> Job
Copy the lines below verbatim, beginning with the first line and ending with the line that contains "491, 532, 524]", with both of those lines included.

Element location data:
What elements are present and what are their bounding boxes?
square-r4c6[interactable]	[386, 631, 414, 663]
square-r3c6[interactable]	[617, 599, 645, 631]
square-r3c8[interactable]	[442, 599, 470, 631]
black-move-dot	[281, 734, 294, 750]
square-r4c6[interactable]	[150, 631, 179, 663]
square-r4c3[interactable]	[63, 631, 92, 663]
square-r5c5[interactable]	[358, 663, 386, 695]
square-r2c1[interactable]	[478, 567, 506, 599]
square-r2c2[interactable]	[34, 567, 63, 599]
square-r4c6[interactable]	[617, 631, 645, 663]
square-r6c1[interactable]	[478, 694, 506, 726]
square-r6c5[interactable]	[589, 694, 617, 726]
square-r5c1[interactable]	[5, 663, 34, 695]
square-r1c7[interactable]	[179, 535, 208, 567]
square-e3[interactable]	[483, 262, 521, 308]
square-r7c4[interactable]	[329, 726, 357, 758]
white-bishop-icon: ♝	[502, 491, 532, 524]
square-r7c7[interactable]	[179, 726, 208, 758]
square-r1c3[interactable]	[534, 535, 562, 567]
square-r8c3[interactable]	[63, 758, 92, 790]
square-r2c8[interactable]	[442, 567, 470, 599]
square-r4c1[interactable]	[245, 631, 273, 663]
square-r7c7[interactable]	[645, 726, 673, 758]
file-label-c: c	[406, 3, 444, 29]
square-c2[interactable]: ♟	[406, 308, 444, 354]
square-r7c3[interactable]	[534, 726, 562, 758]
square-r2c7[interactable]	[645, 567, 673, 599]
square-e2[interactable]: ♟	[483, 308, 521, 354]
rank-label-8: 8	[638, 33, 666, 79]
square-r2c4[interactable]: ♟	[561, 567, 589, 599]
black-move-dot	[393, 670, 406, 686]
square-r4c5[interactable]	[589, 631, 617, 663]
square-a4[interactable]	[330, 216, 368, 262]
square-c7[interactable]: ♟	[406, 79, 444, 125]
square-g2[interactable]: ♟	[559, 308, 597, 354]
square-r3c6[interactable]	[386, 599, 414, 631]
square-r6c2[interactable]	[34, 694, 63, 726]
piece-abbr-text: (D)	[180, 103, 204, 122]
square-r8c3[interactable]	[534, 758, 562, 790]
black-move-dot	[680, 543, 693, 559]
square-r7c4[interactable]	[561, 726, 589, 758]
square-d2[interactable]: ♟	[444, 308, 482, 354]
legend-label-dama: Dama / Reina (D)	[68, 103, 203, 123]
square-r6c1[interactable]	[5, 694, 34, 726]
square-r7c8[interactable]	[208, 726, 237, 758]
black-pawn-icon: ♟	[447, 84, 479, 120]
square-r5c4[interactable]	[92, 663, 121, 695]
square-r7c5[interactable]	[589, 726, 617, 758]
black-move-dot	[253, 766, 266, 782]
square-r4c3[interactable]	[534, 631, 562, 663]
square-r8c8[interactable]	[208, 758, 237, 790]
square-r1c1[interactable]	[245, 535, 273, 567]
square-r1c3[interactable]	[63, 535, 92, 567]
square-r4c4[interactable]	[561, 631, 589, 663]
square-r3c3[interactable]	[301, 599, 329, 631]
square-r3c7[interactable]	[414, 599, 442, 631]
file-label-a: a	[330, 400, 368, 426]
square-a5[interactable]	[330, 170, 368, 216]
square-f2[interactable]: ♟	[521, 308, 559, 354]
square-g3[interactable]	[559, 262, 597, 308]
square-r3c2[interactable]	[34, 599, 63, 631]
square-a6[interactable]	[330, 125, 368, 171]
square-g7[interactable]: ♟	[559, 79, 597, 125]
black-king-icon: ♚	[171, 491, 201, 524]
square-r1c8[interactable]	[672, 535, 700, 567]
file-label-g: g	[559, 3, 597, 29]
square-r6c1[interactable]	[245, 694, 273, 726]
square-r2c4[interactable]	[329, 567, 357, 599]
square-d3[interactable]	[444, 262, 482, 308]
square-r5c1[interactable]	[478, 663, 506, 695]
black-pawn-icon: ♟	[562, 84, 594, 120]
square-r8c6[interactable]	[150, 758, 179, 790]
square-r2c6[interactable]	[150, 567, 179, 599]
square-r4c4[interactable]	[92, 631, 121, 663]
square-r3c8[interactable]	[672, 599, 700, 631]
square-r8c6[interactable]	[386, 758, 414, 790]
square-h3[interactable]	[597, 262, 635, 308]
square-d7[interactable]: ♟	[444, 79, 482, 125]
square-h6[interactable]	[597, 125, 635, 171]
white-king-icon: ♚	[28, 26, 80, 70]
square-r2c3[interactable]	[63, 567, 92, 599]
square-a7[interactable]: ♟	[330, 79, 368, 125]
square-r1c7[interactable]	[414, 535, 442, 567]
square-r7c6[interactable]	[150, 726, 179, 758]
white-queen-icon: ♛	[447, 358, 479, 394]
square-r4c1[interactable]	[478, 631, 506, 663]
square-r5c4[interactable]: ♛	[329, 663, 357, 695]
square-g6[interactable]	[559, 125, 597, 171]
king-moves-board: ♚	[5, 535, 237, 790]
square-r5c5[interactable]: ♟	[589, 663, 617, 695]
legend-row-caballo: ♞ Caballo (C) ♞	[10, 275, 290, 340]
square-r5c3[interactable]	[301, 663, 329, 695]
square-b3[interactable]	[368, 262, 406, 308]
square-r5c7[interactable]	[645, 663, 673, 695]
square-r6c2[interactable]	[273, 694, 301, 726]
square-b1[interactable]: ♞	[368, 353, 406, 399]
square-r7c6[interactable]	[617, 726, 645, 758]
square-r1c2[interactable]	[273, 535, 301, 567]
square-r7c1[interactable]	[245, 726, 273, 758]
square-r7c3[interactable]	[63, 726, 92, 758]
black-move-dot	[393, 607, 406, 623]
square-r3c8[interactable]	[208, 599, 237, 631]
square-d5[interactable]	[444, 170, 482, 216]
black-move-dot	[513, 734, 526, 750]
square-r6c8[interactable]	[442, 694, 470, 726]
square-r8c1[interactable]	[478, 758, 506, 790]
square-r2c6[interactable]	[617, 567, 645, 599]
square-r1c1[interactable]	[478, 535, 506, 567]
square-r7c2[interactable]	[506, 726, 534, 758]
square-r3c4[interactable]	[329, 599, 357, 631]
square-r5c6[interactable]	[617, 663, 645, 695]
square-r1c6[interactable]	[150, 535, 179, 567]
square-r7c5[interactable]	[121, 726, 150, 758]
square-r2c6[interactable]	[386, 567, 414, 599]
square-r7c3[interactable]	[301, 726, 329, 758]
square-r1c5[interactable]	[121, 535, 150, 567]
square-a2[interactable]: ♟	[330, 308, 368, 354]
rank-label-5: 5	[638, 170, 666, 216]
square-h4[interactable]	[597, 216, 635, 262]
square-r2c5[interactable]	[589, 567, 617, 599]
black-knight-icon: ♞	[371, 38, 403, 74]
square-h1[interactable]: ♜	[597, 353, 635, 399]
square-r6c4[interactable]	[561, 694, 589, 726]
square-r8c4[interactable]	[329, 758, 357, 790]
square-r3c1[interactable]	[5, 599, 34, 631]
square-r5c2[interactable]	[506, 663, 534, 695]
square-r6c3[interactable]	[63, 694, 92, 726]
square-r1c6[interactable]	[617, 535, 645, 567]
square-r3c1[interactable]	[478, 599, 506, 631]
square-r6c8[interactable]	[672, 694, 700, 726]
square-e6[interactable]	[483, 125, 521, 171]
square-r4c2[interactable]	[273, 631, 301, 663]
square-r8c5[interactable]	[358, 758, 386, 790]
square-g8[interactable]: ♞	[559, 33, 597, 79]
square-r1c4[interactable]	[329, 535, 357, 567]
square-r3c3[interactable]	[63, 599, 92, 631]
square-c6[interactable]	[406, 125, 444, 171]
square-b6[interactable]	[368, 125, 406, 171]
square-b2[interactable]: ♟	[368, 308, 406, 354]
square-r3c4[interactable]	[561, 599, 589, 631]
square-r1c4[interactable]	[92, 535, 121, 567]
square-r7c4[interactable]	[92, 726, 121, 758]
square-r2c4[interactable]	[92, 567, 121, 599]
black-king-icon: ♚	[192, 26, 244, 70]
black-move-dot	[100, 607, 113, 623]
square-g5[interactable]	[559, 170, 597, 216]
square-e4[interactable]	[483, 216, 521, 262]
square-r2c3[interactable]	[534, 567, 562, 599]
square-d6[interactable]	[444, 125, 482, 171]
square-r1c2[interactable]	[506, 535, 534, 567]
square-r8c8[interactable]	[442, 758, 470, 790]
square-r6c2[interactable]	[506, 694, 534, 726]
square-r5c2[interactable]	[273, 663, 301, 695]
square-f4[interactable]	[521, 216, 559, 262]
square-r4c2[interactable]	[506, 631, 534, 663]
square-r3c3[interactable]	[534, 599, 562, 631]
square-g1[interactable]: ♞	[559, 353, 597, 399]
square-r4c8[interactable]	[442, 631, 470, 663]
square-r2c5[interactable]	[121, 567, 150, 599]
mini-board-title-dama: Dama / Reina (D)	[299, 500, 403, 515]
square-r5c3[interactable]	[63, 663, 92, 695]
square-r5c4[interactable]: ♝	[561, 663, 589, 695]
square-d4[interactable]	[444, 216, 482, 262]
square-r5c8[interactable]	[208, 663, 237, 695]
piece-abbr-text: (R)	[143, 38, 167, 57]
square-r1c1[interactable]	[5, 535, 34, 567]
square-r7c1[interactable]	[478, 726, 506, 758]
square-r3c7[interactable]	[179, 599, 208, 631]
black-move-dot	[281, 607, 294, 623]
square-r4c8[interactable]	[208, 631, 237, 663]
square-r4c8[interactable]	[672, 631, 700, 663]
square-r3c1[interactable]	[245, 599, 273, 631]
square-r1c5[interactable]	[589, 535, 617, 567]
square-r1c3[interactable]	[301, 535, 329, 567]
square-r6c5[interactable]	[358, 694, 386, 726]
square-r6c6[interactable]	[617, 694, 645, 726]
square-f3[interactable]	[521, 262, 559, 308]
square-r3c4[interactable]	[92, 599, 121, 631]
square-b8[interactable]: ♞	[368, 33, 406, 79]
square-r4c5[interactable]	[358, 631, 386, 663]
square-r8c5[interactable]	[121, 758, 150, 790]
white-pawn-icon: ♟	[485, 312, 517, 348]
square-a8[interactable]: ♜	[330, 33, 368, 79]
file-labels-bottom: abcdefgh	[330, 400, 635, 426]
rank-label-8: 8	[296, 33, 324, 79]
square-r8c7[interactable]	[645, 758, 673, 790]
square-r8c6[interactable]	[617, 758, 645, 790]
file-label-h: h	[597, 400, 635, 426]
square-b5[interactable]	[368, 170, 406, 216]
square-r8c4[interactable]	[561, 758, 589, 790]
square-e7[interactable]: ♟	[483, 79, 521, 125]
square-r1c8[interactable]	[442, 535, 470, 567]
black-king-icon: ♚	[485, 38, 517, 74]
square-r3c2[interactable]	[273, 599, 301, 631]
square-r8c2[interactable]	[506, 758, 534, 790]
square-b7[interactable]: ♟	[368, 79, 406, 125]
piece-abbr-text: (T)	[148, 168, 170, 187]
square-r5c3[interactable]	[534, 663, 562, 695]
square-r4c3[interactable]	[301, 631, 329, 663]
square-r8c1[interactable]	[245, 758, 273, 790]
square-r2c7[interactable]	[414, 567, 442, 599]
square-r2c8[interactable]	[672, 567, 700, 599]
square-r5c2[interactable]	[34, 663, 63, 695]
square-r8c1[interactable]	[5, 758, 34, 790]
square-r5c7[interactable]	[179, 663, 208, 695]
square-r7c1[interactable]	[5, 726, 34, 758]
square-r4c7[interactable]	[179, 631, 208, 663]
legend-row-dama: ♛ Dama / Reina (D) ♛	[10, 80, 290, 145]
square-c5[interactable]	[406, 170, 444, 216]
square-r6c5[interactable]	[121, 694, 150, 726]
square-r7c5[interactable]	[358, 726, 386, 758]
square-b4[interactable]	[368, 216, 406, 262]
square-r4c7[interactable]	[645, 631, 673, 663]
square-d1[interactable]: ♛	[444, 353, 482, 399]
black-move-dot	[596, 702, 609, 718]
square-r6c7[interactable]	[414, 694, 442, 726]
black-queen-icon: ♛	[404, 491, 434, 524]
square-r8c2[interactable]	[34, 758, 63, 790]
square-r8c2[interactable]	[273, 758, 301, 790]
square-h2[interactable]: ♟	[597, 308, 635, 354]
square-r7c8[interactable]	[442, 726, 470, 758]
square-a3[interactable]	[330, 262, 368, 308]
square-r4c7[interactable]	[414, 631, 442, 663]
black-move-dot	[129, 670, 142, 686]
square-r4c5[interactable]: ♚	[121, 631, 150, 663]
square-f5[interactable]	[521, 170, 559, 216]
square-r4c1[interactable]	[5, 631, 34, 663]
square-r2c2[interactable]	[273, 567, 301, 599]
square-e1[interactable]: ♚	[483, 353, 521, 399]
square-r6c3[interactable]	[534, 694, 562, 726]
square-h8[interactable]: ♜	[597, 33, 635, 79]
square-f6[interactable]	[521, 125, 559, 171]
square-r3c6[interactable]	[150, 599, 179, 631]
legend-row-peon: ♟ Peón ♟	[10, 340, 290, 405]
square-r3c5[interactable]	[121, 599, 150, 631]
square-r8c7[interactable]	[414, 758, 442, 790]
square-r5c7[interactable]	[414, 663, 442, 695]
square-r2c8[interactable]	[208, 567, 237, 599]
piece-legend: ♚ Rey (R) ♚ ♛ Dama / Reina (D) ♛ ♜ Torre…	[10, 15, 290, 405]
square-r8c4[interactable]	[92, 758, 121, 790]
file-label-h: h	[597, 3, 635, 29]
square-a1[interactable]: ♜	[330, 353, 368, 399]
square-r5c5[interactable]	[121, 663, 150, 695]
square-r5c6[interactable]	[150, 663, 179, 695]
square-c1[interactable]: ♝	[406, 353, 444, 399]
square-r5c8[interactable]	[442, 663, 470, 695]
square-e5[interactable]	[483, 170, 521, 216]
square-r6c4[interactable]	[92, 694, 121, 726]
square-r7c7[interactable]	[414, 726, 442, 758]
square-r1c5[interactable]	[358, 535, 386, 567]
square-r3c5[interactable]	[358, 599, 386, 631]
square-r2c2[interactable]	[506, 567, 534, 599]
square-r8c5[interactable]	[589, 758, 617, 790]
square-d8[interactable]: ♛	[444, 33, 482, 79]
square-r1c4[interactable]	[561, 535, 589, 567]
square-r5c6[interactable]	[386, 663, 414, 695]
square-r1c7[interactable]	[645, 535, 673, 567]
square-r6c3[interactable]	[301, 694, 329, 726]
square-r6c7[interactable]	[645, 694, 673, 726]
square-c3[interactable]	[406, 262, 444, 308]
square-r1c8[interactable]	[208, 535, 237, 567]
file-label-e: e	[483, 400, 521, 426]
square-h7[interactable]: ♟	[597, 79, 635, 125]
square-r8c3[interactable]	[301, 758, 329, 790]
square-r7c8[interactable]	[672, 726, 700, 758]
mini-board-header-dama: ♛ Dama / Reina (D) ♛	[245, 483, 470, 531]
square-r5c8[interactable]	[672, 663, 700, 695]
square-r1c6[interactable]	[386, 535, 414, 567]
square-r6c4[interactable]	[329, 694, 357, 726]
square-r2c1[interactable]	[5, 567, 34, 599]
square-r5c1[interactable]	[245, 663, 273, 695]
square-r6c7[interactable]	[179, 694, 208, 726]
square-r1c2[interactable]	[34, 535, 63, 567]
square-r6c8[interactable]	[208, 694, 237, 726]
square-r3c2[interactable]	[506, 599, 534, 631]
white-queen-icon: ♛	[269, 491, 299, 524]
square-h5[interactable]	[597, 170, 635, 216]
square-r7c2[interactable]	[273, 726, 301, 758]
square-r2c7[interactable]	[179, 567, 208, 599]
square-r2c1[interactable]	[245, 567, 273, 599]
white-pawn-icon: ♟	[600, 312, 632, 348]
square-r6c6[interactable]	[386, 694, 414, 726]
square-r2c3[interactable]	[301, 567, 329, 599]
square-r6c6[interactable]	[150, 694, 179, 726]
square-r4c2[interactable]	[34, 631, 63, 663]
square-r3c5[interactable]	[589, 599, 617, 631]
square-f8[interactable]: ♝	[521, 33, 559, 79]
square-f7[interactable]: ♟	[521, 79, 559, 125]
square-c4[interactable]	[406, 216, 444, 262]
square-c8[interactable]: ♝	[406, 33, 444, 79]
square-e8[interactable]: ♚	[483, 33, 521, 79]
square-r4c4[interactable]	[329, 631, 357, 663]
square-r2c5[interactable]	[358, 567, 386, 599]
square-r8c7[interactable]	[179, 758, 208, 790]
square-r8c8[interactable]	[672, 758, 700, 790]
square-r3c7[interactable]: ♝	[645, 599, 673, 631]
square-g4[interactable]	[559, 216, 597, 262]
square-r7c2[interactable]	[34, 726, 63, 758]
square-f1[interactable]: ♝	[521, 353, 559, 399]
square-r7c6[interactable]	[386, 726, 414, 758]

> Answer to the exercise
What elements are present and what are their bounding boxes?
square-r4c6[interactable]	[386, 631, 414, 663]
square-r3c6[interactable]	[617, 599, 645, 631]
square-r3c8[interactable]	[442, 599, 470, 631]
black-move-dot	[281, 734, 294, 750]
square-r4c6[interactable]	[150, 631, 179, 663]
square-r4c3[interactable]	[63, 631, 92, 663]
square-r5c5[interactable]	[358, 663, 386, 695]
square-r2c1[interactable]	[478, 567, 506, 599]
square-r2c2[interactable]	[34, 567, 63, 599]
square-r4c6[interactable]	[617, 631, 645, 663]
square-r6c1[interactable]	[478, 694, 506, 726]
square-r6c5[interactable]	[589, 694, 617, 726]
square-r5c1[interactable]	[5, 663, 34, 695]
square-r1c7[interactable]	[179, 535, 208, 567]
square-e3[interactable]	[483, 262, 521, 308]
square-r7c4[interactable]	[329, 726, 357, 758]
white-bishop-icon: ♝	[502, 491, 532, 524]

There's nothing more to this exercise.